● **Records for this task**:
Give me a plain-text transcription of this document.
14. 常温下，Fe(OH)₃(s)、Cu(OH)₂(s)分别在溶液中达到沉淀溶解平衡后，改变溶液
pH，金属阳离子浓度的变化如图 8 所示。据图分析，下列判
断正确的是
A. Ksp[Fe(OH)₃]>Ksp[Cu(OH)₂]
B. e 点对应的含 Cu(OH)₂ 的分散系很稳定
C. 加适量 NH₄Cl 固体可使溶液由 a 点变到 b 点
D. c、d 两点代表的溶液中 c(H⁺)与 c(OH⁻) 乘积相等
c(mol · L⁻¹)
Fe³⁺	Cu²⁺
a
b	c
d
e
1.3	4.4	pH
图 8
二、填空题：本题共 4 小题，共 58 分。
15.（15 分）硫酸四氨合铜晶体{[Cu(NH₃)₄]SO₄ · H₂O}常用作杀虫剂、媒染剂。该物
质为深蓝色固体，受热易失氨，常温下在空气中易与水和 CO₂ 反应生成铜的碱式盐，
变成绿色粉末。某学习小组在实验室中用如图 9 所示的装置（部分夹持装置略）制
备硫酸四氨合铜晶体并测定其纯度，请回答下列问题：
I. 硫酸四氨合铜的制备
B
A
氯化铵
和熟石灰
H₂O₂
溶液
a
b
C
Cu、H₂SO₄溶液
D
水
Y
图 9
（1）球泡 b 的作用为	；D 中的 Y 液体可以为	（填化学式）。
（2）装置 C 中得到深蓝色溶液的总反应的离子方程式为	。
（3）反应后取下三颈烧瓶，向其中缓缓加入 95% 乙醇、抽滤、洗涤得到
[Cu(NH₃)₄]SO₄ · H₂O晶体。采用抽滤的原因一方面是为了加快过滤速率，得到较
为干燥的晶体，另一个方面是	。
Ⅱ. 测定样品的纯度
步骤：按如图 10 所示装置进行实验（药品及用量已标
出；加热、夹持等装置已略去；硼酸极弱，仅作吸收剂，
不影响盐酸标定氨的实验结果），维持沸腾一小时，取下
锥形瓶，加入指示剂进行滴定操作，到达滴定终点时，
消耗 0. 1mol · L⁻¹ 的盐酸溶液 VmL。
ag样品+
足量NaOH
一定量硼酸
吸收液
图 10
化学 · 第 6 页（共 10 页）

● **Aim**:
Write down the full listing again, exactly.

● **Problem solution**:
Give me a plain-text transcription of this document.
14. 常温下，Fe(OH)₃(s)、Cu(OH)₂(s)分别在溶液中达到沉淀溶解平衡后，改变溶液
pH，金属阳离子浓度的变化如图 8 所示。据图分析，下列判
断正确的是
A. Ksp[Fe(OH)₃]>Ksp[Cu(OH)₂]
B. e 点对应的含 Cu(OH)₂ 的分散系很稳定
C. 加适量 NH₄Cl 固体可使溶液由 a 点变到 b 点
D. c、d 两点代表的溶液中 c(H⁺)与 c(OH⁻) 乘积相等
c(mol · L⁻¹)
Fe³⁺	Cu²⁺
a
b	c
d
e
1.3	4.4	pH
图 8
二、填空题：本题共 4 小题，共 58 分。
15.（15 分）硫酸四氨合铜晶体{[Cu(NH₃)₄]SO₄ · H₂O}常用作杀虫剂、媒染剂。该物
质为深蓝色固体，受热易失氨，常温下在空气中易与水和 CO₂ 反应生成铜的碱式盐，
变成绿色粉末。某学习小组在实验室中用如图 9 所示的装置（部分夹持装置略）制
备硫酸四氨合铜晶体并测定其纯度，请回答下列问题：
I. 硫酸四氨合铜的制备
B
A
氯化铵
和熟石灰
H₂O₂
溶液
a
b
C
Cu、H₂SO₄溶液
D
水
Y
图 9
（1）球泡 b 的作用为	；D 中的 Y 液体可以为	（填化学式）。
（2）装置 C 中得到深蓝色溶液的总反应的离子方程式为	。
（3）反应后取下三颈烧瓶，向其中缓缓加入 95% 乙醇、抽滤、洗涤得到
[Cu(NH₃)₄]SO₄ · H₂O晶体。采用抽滤的原因一方面是为了加快过滤速率，得到较
为干燥的晶体，另一个方面是	。
Ⅱ. 测定样品的纯度
步骤：按如图 10 所示装置进行实验（药品及用量已标
出；加热、夹持等装置已略去；硼酸极弱，仅作吸收剂，
不影响盐酸标定氨的实验结果），维持沸腾一小时，取下
锥形瓶，加入指示剂进行滴定操作，到达滴定终点时，
消耗 0. 1mol · L⁻¹ 的盐酸溶液 VmL。
ag样品+
足量NaOH
一定量硼酸
吸收液
图 10
化学 · 第 6 页（共 10 页）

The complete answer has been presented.